> _ENTRIES_
------------------------------------------------------------
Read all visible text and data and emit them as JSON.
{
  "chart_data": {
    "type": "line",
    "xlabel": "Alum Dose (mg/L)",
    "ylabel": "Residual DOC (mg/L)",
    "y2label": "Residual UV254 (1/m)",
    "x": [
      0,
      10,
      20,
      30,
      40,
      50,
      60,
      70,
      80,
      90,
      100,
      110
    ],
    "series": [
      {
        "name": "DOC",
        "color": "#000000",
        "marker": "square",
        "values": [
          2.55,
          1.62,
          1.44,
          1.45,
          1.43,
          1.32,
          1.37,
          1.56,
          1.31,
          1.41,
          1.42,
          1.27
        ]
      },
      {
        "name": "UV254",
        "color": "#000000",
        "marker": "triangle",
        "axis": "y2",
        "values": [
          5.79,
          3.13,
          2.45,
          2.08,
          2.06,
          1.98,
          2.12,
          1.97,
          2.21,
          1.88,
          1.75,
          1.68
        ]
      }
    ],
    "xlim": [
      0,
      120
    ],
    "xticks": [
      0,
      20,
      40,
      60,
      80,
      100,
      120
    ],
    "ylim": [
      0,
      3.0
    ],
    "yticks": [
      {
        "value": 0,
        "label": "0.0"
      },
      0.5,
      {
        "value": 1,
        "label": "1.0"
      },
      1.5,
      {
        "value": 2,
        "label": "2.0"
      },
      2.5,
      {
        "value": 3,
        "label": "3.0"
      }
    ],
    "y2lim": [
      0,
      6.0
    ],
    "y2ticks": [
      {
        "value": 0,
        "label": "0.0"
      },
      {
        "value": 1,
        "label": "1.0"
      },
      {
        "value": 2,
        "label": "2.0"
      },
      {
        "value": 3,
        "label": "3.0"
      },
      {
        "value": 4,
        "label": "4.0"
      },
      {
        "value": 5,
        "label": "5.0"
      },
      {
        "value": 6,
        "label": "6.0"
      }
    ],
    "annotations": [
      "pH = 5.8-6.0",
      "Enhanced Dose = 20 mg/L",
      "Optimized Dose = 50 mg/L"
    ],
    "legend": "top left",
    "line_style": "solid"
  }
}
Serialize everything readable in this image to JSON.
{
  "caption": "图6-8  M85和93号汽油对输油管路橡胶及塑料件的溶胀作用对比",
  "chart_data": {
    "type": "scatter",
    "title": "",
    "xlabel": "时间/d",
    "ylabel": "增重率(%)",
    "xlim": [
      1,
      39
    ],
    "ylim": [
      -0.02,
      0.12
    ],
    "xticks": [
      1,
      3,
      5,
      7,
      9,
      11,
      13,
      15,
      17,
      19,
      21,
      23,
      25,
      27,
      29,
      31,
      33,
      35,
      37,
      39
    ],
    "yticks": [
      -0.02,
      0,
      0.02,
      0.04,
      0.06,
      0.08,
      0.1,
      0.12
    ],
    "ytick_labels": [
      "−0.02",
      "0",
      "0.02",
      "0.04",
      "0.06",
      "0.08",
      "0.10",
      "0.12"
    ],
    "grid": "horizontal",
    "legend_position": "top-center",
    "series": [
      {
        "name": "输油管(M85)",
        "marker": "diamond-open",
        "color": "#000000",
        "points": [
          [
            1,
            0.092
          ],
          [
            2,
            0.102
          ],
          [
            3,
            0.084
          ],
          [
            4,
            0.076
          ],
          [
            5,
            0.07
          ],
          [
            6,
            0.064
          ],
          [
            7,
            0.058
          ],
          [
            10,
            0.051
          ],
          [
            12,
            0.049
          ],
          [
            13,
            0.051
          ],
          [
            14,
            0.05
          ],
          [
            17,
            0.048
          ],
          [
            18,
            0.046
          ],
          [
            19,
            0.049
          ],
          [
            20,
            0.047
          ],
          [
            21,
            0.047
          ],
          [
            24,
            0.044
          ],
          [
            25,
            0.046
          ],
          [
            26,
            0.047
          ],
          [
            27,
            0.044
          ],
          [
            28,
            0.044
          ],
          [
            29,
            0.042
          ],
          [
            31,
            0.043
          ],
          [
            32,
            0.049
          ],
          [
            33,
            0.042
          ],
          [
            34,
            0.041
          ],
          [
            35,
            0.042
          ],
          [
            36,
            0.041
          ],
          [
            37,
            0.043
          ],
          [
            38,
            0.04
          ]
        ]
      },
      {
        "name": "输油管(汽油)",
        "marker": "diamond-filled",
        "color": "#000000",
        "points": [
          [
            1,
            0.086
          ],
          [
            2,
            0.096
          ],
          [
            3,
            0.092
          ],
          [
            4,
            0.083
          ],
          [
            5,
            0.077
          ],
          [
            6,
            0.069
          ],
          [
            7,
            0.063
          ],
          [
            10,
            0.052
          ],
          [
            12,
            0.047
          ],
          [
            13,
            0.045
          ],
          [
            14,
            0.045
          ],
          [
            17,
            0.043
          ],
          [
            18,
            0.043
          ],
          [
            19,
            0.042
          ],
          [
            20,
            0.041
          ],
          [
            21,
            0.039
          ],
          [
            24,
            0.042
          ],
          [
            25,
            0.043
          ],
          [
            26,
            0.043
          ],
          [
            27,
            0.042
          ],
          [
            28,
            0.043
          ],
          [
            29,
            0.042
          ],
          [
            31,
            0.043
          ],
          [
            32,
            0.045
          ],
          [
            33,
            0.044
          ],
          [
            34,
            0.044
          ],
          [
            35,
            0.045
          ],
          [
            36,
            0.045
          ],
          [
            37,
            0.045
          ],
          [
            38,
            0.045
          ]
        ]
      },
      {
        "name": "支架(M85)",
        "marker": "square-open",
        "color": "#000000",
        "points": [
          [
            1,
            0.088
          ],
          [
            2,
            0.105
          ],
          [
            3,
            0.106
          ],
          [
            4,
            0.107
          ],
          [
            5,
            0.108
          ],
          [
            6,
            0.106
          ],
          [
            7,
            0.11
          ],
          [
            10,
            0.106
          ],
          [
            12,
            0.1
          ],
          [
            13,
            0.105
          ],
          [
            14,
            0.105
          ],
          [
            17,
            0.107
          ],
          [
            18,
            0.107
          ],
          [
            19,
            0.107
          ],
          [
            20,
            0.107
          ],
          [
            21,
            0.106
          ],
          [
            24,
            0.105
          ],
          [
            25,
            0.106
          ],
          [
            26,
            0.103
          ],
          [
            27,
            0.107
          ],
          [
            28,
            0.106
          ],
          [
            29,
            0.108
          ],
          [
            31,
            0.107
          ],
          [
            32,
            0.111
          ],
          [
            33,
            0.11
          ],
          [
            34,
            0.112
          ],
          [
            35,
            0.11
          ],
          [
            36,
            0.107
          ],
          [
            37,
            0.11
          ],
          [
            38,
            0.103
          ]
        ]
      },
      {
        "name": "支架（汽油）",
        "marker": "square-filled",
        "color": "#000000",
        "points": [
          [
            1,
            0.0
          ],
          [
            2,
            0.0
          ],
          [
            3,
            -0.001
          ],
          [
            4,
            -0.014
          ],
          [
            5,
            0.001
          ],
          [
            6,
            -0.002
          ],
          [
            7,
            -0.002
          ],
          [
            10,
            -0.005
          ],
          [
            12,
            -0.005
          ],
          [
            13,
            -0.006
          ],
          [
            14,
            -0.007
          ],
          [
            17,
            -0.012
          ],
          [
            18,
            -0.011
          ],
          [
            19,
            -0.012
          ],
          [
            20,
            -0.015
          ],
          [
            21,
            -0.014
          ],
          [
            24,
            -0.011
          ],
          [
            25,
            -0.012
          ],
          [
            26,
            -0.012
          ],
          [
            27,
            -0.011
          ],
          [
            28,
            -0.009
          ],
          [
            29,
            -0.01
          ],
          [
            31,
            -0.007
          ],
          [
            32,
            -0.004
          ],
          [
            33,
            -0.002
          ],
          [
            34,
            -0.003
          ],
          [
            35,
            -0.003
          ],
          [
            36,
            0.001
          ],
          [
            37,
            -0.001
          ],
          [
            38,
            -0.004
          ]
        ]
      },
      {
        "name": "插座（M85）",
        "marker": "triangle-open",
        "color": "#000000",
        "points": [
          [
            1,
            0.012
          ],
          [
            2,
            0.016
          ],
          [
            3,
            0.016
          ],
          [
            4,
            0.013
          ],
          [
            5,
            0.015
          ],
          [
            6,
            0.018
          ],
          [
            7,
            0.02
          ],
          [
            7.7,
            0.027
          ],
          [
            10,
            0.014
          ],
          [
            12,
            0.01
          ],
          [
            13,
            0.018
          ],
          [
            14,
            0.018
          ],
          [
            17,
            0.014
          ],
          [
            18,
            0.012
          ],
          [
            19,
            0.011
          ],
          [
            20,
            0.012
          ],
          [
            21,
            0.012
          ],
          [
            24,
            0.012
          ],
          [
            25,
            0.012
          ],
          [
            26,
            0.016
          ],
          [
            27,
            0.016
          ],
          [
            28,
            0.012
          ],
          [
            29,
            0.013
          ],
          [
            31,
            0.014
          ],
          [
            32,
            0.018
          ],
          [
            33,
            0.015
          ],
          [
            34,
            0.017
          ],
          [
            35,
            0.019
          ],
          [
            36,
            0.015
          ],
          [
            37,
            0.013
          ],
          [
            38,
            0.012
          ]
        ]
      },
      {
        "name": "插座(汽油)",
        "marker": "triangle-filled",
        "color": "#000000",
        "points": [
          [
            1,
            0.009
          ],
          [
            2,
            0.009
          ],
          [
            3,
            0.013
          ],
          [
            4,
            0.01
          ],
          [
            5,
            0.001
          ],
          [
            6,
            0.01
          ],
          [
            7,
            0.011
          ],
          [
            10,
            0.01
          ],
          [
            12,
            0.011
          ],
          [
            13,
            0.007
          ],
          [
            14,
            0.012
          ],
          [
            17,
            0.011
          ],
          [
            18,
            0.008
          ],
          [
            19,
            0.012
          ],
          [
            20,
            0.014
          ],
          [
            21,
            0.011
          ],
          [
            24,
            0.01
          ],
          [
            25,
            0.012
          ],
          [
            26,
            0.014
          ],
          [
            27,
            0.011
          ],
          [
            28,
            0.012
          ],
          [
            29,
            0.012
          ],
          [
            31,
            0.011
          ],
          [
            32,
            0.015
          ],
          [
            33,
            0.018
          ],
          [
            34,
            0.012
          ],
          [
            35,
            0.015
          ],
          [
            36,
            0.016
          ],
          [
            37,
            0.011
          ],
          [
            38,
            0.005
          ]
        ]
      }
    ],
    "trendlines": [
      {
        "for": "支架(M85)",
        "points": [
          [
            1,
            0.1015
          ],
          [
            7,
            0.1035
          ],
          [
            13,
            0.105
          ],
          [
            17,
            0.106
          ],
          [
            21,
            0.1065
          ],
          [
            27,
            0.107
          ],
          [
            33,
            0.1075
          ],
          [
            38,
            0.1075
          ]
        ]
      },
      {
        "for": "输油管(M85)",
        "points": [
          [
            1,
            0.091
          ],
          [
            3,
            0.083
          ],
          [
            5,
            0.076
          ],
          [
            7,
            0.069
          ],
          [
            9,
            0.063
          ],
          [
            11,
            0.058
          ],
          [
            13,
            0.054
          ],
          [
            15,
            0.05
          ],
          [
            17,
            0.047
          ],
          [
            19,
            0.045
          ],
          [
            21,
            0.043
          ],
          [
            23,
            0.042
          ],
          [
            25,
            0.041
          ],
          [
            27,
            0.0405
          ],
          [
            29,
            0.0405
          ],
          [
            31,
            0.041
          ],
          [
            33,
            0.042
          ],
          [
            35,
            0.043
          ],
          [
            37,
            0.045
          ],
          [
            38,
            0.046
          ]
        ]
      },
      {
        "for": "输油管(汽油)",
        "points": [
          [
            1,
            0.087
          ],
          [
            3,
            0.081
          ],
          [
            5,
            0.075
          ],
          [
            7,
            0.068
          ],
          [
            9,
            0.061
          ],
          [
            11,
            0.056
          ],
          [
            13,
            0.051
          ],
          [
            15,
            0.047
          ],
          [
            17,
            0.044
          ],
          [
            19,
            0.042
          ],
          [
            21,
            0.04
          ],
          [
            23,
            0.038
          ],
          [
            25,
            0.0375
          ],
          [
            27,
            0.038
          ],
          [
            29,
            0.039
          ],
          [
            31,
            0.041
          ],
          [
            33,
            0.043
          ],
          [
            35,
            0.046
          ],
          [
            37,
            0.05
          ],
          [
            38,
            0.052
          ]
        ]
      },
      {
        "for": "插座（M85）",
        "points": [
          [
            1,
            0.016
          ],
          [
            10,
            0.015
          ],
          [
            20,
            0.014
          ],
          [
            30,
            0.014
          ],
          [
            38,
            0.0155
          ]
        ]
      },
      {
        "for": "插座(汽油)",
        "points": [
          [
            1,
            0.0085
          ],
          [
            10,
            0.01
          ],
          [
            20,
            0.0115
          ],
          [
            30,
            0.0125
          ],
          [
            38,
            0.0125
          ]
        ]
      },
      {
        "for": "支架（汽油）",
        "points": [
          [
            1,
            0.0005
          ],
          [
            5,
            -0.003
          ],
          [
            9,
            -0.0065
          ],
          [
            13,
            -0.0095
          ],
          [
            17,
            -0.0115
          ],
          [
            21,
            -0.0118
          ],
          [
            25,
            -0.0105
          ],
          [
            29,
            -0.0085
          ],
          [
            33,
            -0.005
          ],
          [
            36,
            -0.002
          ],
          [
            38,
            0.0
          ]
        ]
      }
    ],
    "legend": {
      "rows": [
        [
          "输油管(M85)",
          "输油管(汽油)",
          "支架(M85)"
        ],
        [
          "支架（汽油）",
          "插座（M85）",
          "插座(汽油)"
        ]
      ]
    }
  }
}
------------------------------------------------------------
> _GIVEN TASK_
Gather all lines with the string "square" from the data.

> _RESULT BELOW_
        "marker": "square",
        "marker": "square-open",
        "marker": "square-filled",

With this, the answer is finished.